Recorded data
==================================================

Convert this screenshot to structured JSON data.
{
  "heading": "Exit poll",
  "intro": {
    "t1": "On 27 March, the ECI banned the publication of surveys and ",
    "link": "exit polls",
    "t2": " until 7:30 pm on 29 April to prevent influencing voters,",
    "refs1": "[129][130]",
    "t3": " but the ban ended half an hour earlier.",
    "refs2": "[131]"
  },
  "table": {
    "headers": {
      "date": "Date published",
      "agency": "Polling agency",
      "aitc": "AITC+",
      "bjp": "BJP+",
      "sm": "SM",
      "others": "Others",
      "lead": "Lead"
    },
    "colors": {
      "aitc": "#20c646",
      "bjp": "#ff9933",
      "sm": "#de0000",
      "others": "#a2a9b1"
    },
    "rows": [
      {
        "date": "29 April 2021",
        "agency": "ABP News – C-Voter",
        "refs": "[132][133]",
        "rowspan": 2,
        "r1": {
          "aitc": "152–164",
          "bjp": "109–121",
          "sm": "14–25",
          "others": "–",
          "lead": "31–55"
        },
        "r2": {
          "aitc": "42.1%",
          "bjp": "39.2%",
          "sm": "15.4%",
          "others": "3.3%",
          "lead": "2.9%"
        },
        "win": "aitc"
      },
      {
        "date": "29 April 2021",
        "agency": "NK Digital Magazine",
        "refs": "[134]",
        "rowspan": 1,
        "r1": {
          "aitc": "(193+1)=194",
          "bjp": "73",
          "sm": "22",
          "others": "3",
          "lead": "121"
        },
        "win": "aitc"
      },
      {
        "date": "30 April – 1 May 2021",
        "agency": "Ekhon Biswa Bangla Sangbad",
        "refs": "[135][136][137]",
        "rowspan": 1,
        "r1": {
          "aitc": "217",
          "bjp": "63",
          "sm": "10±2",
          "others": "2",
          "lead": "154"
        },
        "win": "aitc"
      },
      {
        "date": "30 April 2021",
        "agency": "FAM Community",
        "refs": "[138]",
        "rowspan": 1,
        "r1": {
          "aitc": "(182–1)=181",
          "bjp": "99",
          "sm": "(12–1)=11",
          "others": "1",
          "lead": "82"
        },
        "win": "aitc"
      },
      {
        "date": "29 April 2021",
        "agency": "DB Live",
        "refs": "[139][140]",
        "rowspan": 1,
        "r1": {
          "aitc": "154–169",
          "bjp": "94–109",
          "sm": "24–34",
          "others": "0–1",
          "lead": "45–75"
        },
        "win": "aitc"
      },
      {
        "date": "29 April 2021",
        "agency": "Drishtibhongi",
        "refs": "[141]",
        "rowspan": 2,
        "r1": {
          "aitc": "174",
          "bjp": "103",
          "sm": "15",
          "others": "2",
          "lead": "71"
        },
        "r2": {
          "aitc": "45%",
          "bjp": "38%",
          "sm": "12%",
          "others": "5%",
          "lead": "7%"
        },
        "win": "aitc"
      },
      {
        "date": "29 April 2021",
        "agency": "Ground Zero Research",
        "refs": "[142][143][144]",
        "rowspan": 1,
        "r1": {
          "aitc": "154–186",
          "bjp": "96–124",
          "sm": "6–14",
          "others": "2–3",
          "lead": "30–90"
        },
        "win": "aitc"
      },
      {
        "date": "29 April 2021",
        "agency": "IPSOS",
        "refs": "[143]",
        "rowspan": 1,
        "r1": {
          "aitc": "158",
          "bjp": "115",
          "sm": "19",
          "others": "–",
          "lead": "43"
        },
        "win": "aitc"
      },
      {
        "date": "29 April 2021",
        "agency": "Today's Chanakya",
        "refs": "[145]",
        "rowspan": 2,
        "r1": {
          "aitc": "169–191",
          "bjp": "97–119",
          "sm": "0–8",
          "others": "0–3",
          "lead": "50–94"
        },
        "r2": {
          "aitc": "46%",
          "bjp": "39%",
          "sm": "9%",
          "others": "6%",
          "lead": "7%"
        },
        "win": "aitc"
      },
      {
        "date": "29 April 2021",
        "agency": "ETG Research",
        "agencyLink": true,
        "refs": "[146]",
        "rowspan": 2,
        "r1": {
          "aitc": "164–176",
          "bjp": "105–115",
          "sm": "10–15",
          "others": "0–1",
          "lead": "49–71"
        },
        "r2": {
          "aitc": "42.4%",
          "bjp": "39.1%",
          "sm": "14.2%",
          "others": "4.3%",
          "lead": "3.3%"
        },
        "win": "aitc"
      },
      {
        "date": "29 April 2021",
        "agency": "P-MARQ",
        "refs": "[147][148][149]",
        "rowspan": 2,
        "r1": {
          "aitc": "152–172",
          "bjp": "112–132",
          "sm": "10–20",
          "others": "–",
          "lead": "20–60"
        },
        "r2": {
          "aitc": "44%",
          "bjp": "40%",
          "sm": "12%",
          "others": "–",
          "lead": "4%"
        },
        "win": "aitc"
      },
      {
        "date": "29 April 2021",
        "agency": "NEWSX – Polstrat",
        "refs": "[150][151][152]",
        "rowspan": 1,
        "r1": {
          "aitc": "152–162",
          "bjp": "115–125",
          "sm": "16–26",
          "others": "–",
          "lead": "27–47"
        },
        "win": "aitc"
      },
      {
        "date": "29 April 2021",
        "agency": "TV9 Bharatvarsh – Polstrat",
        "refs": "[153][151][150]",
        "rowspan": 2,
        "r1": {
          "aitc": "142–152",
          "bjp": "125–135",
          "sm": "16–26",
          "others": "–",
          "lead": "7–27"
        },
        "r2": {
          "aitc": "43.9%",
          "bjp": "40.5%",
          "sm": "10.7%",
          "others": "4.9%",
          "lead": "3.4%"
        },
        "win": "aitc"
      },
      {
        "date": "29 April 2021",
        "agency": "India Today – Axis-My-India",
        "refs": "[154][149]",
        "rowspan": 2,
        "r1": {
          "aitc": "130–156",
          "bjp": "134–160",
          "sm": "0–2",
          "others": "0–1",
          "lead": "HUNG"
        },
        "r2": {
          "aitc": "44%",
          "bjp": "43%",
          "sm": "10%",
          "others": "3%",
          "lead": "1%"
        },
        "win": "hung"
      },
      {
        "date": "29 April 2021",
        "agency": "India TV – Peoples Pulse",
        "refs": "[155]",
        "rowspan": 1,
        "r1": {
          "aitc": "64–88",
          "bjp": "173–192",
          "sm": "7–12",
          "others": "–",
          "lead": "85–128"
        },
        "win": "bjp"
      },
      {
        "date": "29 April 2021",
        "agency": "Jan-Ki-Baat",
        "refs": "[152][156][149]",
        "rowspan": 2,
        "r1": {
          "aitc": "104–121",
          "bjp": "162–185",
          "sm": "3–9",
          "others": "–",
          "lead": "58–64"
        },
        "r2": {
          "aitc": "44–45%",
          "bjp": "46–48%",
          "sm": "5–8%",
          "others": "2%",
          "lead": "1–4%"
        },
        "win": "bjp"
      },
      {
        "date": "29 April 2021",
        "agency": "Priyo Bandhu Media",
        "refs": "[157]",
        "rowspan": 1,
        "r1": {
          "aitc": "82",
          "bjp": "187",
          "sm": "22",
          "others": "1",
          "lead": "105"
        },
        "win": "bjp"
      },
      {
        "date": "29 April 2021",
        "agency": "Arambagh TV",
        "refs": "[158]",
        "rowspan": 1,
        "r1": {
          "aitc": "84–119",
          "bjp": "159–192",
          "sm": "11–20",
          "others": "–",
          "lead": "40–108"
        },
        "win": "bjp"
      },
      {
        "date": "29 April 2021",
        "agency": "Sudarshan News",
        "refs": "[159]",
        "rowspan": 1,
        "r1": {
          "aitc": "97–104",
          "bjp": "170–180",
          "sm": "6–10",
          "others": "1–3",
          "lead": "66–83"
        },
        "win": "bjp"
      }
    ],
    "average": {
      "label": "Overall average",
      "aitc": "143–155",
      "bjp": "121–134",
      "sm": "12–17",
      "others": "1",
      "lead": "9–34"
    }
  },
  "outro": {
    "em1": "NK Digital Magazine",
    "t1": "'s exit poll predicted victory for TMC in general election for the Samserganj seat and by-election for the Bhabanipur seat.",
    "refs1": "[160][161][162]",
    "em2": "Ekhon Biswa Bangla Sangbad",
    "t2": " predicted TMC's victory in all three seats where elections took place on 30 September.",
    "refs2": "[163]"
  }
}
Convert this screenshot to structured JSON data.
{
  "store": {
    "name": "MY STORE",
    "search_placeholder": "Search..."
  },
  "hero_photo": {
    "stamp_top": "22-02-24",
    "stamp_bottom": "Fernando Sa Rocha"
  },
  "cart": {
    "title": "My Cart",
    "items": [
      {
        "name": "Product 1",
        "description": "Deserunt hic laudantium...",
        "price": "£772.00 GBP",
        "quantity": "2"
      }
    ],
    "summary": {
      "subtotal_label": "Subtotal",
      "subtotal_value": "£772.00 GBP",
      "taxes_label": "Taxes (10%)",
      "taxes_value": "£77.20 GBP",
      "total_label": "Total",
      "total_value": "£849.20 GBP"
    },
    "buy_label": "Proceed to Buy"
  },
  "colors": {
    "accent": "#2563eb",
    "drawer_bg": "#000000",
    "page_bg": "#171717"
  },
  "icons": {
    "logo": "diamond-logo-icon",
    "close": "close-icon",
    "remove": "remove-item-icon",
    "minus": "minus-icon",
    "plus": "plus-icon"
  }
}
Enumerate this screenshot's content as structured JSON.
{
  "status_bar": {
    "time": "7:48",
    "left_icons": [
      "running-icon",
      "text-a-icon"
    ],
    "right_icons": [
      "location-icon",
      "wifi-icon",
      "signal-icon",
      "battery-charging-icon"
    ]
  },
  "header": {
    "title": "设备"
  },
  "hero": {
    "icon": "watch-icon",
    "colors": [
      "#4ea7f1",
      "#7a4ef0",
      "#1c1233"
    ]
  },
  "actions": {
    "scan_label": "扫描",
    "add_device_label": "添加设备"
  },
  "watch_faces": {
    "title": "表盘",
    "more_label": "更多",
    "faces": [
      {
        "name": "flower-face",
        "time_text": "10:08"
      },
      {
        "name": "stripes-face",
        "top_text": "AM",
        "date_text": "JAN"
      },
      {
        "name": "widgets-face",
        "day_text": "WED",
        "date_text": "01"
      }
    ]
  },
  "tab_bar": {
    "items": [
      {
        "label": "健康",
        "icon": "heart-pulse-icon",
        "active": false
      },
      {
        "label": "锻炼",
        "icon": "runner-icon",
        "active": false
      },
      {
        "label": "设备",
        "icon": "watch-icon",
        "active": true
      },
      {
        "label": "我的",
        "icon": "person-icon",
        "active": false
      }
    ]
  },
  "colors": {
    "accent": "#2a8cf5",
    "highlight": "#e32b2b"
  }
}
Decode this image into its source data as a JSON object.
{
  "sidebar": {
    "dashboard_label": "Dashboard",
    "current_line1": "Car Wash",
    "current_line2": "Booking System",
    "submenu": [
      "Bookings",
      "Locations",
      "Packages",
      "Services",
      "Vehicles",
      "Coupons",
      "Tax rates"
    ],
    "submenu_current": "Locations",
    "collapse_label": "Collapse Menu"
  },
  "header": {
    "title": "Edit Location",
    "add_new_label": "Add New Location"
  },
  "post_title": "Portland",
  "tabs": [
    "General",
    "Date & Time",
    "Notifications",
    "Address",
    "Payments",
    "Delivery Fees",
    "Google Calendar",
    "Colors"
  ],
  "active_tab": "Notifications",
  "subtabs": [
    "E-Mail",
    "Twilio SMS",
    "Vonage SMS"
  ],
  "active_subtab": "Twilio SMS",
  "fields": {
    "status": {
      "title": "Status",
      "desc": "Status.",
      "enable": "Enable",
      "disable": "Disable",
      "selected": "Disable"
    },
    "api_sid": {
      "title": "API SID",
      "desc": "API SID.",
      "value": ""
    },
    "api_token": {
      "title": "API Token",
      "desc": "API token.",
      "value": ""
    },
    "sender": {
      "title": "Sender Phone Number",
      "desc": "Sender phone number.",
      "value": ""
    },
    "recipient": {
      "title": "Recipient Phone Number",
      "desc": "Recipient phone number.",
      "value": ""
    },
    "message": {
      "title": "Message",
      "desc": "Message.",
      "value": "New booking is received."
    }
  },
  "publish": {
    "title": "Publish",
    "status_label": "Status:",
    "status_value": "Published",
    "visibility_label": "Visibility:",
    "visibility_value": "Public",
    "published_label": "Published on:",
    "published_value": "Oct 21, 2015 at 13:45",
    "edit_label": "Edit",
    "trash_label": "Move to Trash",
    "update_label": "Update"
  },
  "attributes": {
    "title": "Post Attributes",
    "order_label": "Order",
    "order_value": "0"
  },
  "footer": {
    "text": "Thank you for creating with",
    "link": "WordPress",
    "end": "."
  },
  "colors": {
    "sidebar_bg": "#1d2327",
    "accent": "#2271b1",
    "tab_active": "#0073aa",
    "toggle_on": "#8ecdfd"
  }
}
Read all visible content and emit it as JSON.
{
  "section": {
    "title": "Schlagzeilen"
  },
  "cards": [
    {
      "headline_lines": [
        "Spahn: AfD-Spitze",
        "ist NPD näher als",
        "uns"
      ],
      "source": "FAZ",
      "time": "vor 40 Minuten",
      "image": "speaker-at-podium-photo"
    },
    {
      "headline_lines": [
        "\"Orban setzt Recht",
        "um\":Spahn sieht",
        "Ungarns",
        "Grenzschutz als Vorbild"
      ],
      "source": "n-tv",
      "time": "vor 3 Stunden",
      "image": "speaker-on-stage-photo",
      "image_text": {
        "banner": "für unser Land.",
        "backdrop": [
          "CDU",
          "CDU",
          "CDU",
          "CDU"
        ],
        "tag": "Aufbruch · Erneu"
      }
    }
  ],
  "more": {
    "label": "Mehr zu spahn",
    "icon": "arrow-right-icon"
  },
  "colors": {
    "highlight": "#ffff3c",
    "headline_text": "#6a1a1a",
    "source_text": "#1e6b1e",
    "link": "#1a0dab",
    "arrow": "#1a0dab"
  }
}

==================================================

BRIEF. Select the lines that carry the string "Ekhon" and copy them.

SOLUTION FOR THIS TASK.
        "agency": "Ekhon Biswa Bangla Sangbad",
    "em2": "Ekhon Biswa Bangla Sangbad",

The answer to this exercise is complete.